▸ **Short exercise**
Copy out each line of the data that holds the word "this".

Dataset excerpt
____________________

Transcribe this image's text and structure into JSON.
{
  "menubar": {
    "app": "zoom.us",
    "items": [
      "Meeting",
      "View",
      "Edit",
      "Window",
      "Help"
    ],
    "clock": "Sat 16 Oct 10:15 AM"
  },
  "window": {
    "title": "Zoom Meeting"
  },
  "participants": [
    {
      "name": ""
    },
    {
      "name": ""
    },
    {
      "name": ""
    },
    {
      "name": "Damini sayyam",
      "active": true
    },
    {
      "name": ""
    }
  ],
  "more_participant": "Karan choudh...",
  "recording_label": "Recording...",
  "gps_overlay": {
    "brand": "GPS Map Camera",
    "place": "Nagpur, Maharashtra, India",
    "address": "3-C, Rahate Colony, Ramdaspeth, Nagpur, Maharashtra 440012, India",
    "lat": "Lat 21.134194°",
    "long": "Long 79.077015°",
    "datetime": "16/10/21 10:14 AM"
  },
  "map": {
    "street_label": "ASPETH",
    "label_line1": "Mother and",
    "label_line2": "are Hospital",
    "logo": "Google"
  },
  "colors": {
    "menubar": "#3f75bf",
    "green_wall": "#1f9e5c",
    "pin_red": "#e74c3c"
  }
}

____________________

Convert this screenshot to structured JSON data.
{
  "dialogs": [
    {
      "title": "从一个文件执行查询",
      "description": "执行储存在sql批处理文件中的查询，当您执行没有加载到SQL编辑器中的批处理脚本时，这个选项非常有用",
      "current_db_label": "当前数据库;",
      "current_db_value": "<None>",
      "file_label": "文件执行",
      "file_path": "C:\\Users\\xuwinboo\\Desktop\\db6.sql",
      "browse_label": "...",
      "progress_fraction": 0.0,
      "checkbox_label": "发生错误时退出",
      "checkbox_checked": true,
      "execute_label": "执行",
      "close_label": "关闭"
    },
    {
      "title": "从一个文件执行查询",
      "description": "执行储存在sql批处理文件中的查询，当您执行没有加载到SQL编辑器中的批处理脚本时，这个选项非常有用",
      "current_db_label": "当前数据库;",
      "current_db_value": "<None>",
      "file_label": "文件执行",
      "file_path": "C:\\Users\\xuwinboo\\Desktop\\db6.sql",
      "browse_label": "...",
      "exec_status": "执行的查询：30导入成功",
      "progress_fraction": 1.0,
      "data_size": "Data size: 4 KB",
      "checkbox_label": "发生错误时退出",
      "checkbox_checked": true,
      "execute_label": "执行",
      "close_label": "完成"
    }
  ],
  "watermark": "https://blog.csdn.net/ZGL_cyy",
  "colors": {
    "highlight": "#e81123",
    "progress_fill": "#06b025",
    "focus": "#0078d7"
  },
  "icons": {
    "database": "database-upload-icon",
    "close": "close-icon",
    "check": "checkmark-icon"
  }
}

____________________

▸ **Answer**
Transcribe this image's text and structure into JSON.
Convert this screenshot to structured JSON data.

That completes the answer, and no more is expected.